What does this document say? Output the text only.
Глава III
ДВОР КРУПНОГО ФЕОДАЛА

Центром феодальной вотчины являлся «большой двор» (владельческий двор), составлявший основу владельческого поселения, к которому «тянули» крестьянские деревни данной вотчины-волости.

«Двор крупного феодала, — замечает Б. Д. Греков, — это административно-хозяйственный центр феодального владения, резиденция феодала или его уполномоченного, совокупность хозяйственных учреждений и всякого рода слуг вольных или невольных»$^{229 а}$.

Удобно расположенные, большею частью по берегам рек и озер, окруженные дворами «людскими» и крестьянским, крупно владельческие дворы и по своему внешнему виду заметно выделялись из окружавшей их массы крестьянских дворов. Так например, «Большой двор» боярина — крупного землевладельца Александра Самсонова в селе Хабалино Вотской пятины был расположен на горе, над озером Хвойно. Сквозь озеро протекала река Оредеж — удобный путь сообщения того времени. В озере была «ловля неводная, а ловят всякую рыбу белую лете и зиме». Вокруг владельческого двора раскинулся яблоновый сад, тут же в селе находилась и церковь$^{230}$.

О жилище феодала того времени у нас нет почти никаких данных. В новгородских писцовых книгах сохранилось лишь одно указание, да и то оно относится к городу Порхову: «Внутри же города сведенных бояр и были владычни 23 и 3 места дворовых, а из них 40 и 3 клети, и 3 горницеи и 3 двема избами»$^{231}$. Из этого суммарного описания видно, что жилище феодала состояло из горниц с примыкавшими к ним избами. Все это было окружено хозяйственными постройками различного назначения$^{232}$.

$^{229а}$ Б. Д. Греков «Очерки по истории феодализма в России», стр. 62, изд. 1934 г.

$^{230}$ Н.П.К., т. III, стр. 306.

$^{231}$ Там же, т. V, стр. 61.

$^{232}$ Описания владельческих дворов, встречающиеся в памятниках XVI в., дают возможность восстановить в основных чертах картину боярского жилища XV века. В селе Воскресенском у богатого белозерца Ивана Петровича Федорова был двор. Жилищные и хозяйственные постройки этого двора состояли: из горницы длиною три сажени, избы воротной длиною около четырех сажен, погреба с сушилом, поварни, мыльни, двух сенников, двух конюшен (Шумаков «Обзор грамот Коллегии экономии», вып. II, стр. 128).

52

########

▸ **Task objective**
Report the number of lines of the listing above that hold the string "Греков", with no other text.

▸ **Finished task**
2